(Quoted passage Opens)

I threw one away recently. Couldn't give it away at garage sale. I bet they aren't sold anymore. If someone might get hurt, then the company that made them gets sued.
 
"I went through 3 or 4 of those sets per year during the 60's and early 70's."

Oh, is that because you kept blowing them up? LOL
Back in the late 1950's I traded an old Stamp Collection to a neighbor kid for mine. Kept adding to it until I ended up with a complete Analytical Lab. Just use the Lab now for Assaying ores from my Mining Claim. In years past I've worked several jobs as either a Lab Technician or Industrial Chemist.

Doc
 
Dr. Walt- I'll admit...I've lost my eyebrows a few times, one friend lost a finger, another has a few frags embedded in his thigh, etc. Oh, yeah, we were always catching our clothes on fire, trying to collect Hydrogen from water.
 
ah yes... the old hydrogen from water ticking time bomb. I'm afraid mine caused my high school chem teacher to set a new land-speed record!
 
I have had two of these old sets in mint conditon. It takes a while to find a buyer, but they go for about $25. Best thing to do is dump the contents and use the box as a wall mounted first aid cabinet.
 
I remember my brother and I had a Lionel/Porter chemistry set.
We had a hobby shop downtown that had it all from model airplanes to you name it. Of course I had to buy a Pyrex retort like you see in the old alchemist drawings.

The rest of this is over the top so you may choose to disregard my standing on a soapbox.

Children are overly protected at one area and don't get to make even the simplest of biological and chemical observations other than read about it. How are they to get anything out of life other than to be turned into drones rather than thinkers. One thing you are all talking about is the most important: "memories". Memories of things you did personally. Can you not visualize those events even if they were sometimes "experiments in error".
Note: yes, I substituted error for terror.

Now the memories are of social media, hive mentality, and how many points scored in an Xbox game rather than something you explored yourself. And yet we have Zero Tolerance which means you both get expelled even if you are defending yourself. Administrators now don't sort out the truth, they play spin doctor. This is a poor replacement for common sense.

(Quoted passage Closes)
(Data provided Opens)

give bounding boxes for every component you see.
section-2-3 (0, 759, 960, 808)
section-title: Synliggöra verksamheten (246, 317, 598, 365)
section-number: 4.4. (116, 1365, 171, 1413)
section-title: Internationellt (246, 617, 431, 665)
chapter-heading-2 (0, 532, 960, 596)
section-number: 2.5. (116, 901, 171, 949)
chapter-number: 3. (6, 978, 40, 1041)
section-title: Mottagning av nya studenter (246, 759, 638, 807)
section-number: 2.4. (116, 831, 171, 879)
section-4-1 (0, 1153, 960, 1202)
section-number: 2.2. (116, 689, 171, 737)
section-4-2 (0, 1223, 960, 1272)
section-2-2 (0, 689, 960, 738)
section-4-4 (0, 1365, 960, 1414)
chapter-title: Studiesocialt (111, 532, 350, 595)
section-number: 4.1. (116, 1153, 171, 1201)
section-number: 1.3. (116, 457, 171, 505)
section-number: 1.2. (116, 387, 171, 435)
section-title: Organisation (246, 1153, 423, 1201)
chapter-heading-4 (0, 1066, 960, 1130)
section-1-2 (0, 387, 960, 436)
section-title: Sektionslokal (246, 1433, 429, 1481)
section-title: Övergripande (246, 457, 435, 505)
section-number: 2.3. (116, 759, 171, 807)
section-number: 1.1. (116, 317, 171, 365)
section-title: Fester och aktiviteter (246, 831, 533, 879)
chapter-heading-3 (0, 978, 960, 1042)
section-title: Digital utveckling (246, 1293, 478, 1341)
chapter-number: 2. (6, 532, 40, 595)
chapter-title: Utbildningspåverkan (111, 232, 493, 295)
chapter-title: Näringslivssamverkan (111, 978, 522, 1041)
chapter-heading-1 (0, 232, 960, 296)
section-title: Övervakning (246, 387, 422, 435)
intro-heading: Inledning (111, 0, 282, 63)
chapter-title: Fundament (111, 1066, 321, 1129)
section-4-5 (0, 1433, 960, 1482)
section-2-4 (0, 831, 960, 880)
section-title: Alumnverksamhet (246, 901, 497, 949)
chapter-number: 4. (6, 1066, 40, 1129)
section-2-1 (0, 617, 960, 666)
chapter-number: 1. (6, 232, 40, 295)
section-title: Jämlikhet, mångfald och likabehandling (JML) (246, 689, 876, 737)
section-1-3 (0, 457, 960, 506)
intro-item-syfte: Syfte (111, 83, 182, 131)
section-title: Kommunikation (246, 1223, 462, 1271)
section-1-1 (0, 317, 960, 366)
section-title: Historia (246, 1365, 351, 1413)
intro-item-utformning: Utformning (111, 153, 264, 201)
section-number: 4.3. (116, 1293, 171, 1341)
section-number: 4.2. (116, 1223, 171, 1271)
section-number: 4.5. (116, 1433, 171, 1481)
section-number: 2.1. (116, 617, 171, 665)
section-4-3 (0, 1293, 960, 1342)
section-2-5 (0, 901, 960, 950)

(Data provided Closes)

▸ **Work item A**:
Summarize the chemistry set discussion in two sentences.
▸ **Work item B**:
In the chemistry set discussion, the reply addressed to "Dr. Walt" describes accidents from experiments. List every accident it mentions.
▸ **Work item C**:
Extract the passage of the chemistry set discussion starting with "Dr. Walt- I'll" and going on through "first aid cabinet.".
The stored data entries are separate material and have nothing to do with the chemistry set discussion.

▸ **Task response A**:
Participants recall old chemistry sets, including one traded for a stamp collection that grew into a complete analytical lab, and mishaps such as lost eyebrows, a lost finger, and clothes catching fire while collecting hydrogen from water. One poster says old sets sell for about $25, and another argues that overprotected children now miss out on hands-on experiments and the memories they create.

▸ **Task response B**:
- The poster lost their eyebrows a few times.
- One friend lost a finger.
- Another friend has a few frags embedded in his thigh.
- They were always catching their clothes on fire while trying to collect hydrogen from water.

▸ **Task response C**:
Dr. Walt- I'll admit...I've lost my eyebrows a few times, one friend lost a finger, another has a few frags embedded in his thigh, etc. Oh, yeah, we were always catching our clothes on fire, trying to collect Hydrogen from water.
 
ah yes... the old hydrogen from water ticking time bomb. I'm afraid mine caused my high school chem teacher to set a new land-speed record!
 
I have had two of these old sets in mint conditon. It takes a while to find a buyer, but they go for about $25. Best thing to do is dump the contents and use the box as a wall mounted first aid cabinet.